BEGIN PROVIDED MATERIAL
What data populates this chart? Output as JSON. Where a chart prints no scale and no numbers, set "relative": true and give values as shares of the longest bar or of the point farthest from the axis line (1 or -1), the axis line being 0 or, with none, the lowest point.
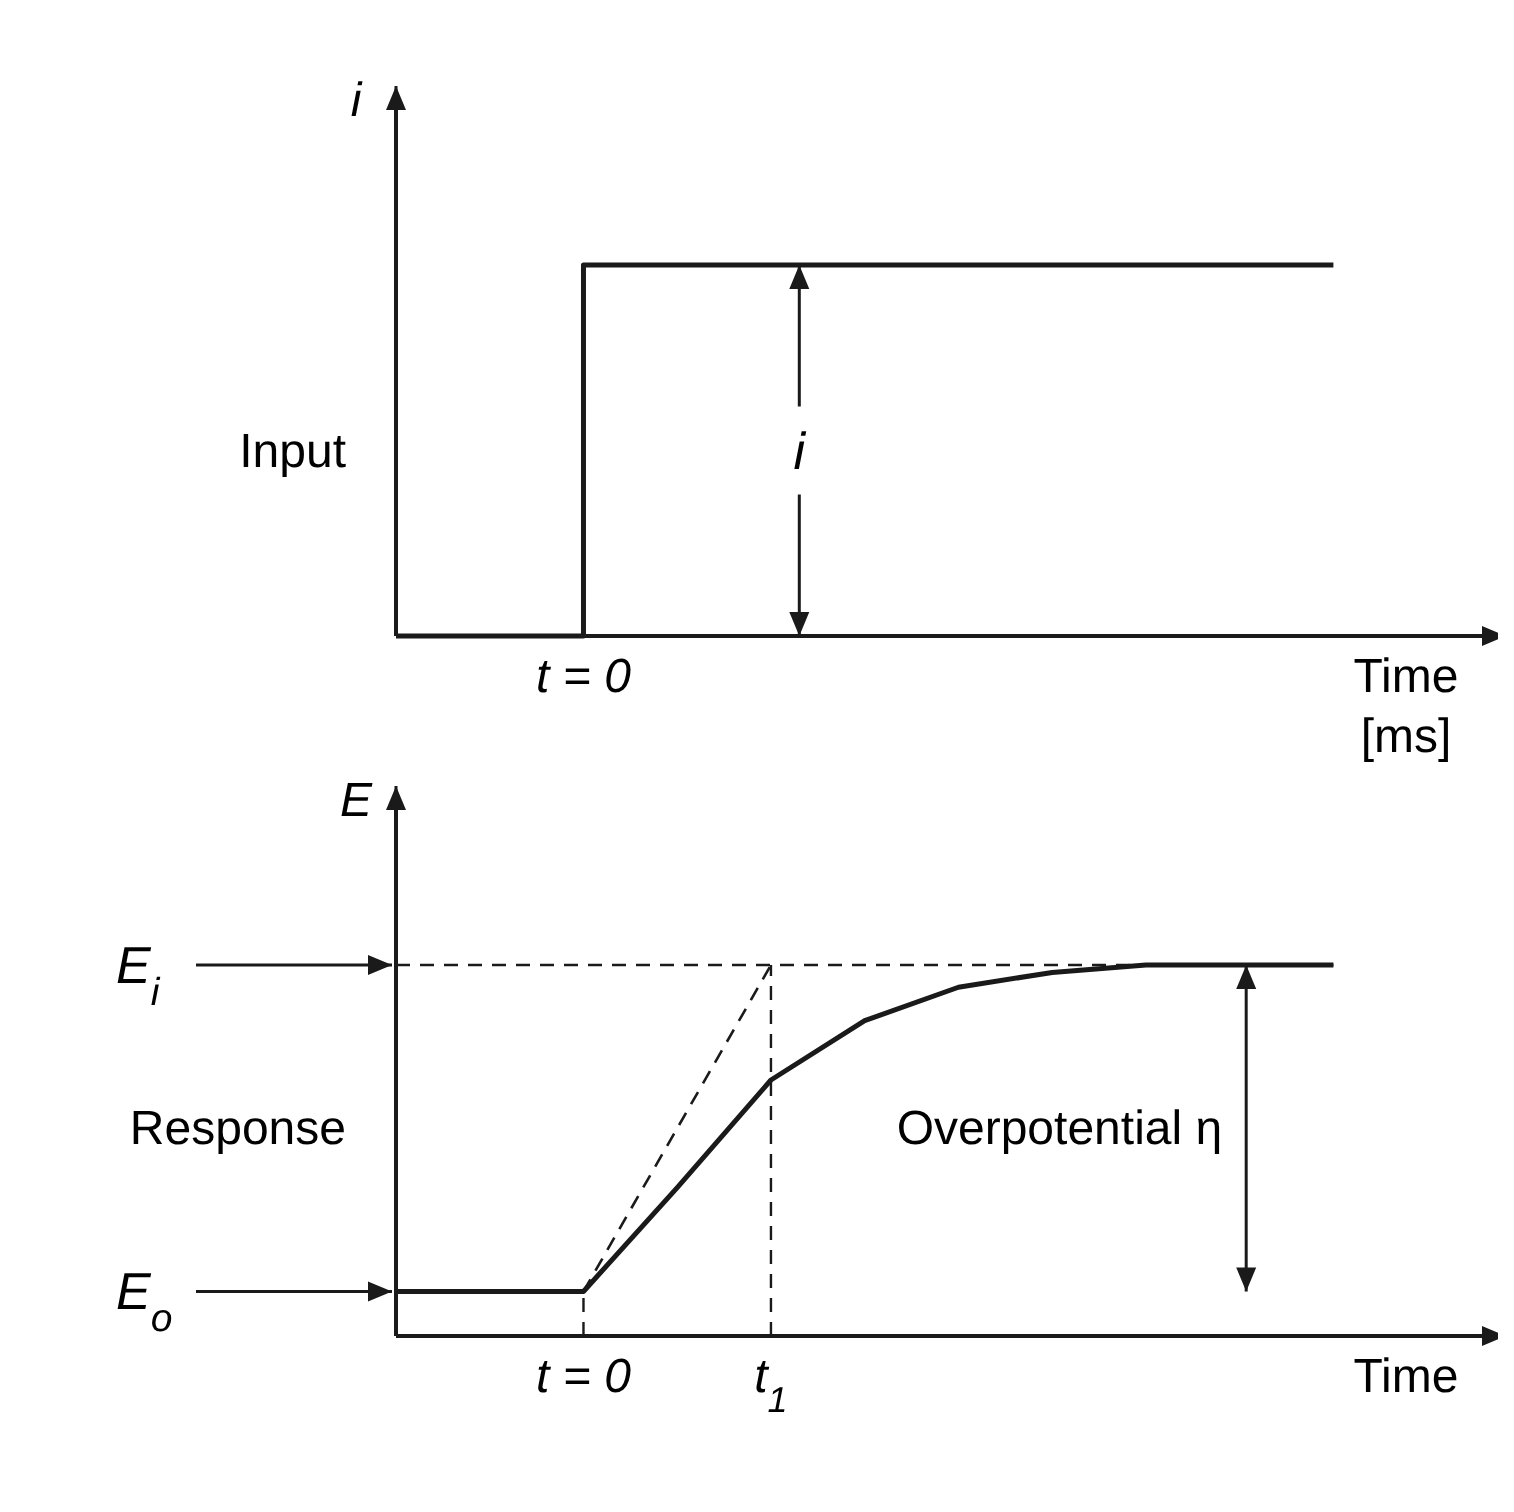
{
  "chart_data": [
    {
      "type": "step",
      "relative": true,
      "ylabel": "i",
      "xlabel": "Time [ms]",
      "categories": [
        null,
        null,
        null,
        null,
        null,
        null
      ],
      "series": [
        {
          "color": "#1a1a1a",
          "values": [
            0,
            1,
            1,
            1,
            1,
            1
          ]
        }
      ],
      "annotations": [
        "Input",
        "i",
        "t = 0"
      ]
    },
    {
      "type": "line",
      "relative": true,
      "ylabel": "E",
      "xlabel": "Time",
      "categories": [
        null,
        null,
        "t = 0",
        null,
        "t$_{1}$",
        null,
        null,
        null,
        null,
        null,
        null
      ],
      "series": [
        {
          "color": "#1a1a1a",
          "values": [
            0.12,
            0.12,
            0.12,
            0.4,
            0.69,
            0.85,
            0.94,
            0.98,
            1,
            1,
            1
          ]
        },
        {
          "color": "#1a1a1a",
          "line_style": "dashed",
          "values": [
            null,
            null,
            0.12,
            0.56,
            1,
            null,
            null,
            null,
            null,
            null,
            null
          ]
        }
      ],
      "ref_lines": [
        {
          "axis": "y",
          "value": 1,
          "line_style": "dashed",
          "color": "#1a1a1a",
          "label": "E$_{i}$"
        }
      ],
      "annotations": [
        "Response",
        "Overpotential η",
        "E$_{o}$"
      ]
    }
  ]
}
END PROVIDED MATERIAL
• **GIVEN TASK**
Every line should be retyped exactly, with the pictures omitted.

• **ANSWER FOR THIS EXERCISE**
What data populates this chart? Output as JSON. Where a chart prints no scale and no numbers, set "relative": true and give values as shares of the longest bar or of the point farthest from the axis line (1 or -1), the axis line being 0 or, with none, the lowest point.
{
  "chart_data": [
    {
      "type": "step",
      "relative": true,
      "ylabel": "i",
      "xlabel": "Time [ms]",
      "categories": [
        null,
        null,
        null,
        null,
        null,
        null
      ],
      "series": [
        {
          "color": "#1a1a1a",
          "values": [
            0,
            1,
            1,
            1,
            1,
            1
          ]
        }
      ],
      "annotations": [
        "Input",
        "i",
        "t = 0"
      ]
    },
    {
      "type": "line",
      "relative": true,
      "ylabel": "E",
      "xlabel": "Time",
      "categories": [
        null,
        null,
        "t = 0",
        null,
        "t$_{1}$",
        null,
        null,
        null,
        null,
        null,
        null
      ],
      "series": [
        {
          "color": "#1a1a1a",
          "values": [
            0.12,
            0.12,
            0.12,
            0.4,
            0.69,
            0.85,
            0.94,
            0.98,
            1,
            1,
            1
          ]
        },
        {
          "color": "#1a1a1a",
          "line_style": "dashed",
          "values": [
            null,
            null,
            0.12,
            0.56,
            1,
            null,
            null,
            null,
            null,
            null,
            null
          ]
        }
      ],
      "ref_lines": [
        {
          "axis": "y",
          "value": 1,
          "line_style": "dashed",
          "color": "#1a1a1a",
          "label": "E$_{i}$"
        }
      ],
      "annotations": [
        "Response",
        "Overpotential η",
        "E$_{o}$"
      ]
    }
  ]
}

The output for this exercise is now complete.